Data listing
# # # #

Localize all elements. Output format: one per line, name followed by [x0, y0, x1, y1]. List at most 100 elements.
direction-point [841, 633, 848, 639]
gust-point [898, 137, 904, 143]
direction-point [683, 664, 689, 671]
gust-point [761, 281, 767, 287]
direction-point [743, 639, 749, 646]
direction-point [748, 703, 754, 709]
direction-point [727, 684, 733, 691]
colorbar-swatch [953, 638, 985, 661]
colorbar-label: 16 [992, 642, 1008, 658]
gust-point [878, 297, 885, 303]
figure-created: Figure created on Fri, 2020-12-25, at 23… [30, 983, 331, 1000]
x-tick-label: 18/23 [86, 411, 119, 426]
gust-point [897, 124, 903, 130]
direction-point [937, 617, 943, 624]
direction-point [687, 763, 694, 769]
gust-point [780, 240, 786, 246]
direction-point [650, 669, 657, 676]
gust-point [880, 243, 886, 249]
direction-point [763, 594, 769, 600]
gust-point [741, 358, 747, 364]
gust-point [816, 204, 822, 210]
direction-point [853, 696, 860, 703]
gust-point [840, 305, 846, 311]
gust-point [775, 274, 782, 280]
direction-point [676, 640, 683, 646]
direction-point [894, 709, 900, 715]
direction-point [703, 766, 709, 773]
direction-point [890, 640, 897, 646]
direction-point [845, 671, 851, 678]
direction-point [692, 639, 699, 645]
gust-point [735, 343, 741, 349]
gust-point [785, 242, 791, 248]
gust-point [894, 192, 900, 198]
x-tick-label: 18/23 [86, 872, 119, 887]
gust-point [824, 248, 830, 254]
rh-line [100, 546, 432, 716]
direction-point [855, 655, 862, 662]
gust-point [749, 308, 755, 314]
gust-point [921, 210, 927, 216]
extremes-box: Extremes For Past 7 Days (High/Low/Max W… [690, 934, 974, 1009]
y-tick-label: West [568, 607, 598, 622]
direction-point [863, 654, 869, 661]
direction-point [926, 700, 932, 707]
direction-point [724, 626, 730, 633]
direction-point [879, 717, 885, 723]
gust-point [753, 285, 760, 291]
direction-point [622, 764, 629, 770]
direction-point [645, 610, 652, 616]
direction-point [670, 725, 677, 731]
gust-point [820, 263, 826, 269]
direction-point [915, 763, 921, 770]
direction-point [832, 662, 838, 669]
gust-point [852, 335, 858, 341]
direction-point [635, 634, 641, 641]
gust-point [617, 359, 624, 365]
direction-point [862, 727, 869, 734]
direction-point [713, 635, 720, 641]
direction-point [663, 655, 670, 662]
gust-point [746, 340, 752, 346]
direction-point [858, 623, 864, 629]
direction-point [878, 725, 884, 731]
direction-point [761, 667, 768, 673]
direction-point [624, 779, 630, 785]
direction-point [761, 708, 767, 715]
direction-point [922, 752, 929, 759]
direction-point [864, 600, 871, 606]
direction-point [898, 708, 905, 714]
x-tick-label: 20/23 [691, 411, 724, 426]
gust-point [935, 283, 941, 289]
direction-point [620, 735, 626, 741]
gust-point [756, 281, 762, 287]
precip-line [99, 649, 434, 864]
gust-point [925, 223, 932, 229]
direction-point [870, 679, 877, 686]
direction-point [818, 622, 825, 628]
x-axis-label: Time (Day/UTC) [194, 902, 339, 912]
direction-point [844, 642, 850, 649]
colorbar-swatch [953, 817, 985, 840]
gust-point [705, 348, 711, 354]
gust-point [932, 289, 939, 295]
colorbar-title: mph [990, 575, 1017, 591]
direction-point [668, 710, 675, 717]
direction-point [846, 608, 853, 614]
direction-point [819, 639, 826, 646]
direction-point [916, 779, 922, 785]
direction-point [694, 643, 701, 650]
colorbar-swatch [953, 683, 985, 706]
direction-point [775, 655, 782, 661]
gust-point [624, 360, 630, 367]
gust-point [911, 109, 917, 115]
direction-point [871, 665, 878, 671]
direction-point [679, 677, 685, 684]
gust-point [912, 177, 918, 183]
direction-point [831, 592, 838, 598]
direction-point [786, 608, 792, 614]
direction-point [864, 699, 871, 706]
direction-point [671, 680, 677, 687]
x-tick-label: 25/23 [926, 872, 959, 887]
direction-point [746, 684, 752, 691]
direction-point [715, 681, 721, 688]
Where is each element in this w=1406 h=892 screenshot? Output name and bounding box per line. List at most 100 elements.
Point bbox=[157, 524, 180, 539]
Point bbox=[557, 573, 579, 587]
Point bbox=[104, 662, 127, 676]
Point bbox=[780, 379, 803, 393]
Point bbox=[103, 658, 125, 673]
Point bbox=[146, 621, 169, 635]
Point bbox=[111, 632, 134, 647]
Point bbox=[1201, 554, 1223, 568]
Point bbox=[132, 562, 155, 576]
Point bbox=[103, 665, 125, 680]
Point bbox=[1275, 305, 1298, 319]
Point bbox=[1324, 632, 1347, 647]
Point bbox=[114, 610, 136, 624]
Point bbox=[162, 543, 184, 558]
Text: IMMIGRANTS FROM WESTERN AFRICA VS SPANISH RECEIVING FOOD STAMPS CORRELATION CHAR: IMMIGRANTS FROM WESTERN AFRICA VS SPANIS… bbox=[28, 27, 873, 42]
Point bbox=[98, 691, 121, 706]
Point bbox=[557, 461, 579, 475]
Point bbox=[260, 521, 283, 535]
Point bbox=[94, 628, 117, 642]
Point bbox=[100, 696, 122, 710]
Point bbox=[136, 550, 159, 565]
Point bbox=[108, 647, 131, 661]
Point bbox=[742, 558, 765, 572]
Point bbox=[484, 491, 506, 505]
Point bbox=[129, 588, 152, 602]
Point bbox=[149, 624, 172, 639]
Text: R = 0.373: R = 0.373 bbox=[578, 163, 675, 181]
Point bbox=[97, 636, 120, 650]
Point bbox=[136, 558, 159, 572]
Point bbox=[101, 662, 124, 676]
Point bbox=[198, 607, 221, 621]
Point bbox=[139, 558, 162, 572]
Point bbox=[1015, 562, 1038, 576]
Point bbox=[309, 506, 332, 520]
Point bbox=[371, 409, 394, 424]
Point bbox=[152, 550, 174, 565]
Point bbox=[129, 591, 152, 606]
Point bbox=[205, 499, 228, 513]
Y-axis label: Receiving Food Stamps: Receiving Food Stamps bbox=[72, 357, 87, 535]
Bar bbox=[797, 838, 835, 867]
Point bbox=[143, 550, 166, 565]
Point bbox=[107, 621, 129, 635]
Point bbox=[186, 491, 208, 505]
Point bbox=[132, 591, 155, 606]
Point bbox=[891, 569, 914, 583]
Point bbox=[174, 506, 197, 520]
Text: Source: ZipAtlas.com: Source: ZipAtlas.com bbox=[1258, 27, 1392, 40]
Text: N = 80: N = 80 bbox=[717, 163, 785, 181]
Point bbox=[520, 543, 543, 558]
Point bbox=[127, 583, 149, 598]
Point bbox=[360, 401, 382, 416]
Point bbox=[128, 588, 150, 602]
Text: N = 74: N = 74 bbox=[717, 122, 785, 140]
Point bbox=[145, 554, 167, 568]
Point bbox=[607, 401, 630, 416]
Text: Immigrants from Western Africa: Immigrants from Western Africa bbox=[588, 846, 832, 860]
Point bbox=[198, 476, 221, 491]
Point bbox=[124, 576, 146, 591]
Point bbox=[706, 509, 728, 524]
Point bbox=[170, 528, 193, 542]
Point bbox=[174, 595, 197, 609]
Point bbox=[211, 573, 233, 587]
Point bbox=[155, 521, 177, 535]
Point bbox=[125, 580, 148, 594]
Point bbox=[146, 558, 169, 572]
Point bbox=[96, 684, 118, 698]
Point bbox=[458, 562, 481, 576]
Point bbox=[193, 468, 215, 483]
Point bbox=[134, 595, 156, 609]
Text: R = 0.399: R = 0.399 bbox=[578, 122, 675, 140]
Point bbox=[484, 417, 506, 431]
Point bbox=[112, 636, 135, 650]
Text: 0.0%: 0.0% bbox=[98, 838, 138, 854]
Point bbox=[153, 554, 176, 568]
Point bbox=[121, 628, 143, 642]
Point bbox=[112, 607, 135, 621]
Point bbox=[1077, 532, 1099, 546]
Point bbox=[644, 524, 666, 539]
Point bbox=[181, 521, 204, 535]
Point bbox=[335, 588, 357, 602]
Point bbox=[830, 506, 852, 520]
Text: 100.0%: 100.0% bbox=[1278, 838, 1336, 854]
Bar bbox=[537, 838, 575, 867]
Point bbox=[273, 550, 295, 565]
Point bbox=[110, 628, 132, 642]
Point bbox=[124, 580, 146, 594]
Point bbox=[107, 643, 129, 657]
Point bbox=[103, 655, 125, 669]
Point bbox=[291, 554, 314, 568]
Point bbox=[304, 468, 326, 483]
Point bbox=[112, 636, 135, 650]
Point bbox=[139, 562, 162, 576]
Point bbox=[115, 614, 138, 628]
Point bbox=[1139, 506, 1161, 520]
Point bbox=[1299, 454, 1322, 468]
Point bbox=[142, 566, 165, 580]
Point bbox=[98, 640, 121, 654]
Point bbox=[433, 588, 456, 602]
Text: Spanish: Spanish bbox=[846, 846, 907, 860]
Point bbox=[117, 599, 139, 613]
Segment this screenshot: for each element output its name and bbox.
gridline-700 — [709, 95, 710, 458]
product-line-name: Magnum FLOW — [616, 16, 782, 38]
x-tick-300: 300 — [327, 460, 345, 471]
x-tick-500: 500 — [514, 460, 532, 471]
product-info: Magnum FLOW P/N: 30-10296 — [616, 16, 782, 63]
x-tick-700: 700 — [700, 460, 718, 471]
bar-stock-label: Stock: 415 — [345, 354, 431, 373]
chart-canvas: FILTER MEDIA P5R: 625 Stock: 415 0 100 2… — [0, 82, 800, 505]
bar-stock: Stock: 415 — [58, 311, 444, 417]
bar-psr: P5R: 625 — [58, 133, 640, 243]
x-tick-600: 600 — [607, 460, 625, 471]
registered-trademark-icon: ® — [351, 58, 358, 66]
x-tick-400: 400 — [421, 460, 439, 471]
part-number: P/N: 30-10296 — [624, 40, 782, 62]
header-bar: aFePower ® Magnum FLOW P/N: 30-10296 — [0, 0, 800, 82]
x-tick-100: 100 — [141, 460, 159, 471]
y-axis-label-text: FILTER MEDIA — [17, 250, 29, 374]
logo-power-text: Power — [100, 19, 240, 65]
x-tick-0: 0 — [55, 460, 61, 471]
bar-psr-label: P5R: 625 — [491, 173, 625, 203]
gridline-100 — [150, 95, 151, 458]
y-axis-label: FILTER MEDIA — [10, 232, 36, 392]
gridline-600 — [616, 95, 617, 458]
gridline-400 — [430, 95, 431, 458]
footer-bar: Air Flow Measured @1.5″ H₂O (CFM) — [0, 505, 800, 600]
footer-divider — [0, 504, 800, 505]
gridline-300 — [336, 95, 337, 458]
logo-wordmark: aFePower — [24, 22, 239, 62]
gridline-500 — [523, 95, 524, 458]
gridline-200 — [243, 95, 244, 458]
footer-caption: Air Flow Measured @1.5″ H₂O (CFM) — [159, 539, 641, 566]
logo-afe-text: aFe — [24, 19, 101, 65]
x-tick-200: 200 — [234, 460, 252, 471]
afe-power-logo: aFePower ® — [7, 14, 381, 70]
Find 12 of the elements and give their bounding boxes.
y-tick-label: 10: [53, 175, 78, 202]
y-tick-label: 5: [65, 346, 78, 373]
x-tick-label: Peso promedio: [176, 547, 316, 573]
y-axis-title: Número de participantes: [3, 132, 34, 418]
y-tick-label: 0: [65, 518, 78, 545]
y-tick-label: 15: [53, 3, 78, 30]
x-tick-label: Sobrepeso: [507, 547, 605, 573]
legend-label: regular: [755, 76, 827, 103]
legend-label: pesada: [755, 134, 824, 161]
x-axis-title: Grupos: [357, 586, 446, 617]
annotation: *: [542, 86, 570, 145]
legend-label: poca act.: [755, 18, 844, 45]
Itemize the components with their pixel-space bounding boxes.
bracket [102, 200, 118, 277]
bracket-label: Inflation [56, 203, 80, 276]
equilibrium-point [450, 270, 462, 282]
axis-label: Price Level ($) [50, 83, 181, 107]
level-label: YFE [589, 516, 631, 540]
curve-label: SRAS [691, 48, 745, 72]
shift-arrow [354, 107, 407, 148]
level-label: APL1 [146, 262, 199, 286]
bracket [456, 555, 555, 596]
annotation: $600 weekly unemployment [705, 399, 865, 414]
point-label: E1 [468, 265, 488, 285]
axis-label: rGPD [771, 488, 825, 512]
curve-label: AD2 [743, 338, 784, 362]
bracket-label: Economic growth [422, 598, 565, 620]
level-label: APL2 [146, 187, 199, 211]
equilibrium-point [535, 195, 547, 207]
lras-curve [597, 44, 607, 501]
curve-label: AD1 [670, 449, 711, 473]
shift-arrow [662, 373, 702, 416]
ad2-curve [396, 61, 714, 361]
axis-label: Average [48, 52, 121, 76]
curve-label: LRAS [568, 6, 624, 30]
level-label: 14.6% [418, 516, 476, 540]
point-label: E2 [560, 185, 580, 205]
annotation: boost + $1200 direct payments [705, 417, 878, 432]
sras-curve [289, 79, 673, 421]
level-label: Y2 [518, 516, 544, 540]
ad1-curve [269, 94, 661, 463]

# # # #

- Exercise description:
Copy everything from the start of the records down to the line containing "gust-point [880, 243, 886, 249]", both ends included, without changing anything.

- Complete answer:
Localize all elements. Output format: one per line, name followed by [x0, y0, x1, y1]. List at most 100 elements.
direction-point [841, 633, 848, 639]
gust-point [898, 137, 904, 143]
direction-point [683, 664, 689, 671]
gust-point [761, 281, 767, 287]
direction-point [743, 639, 749, 646]
direction-point [748, 703, 754, 709]
direction-point [727, 684, 733, 691]
colorbar-swatch [953, 638, 985, 661]
colorbar-label: 16 [992, 642, 1008, 658]
gust-point [878, 297, 885, 303]
figure-created: Figure created on Fri, 2020-12-25, at 23… [30, 983, 331, 1000]
x-tick-label: 18/23 [86, 411, 119, 426]
gust-point [897, 124, 903, 130]
direction-point [937, 617, 943, 624]
direction-point [687, 763, 694, 769]
gust-point [780, 240, 786, 246]
direction-point [650, 669, 657, 676]
gust-point [880, 243, 886, 249]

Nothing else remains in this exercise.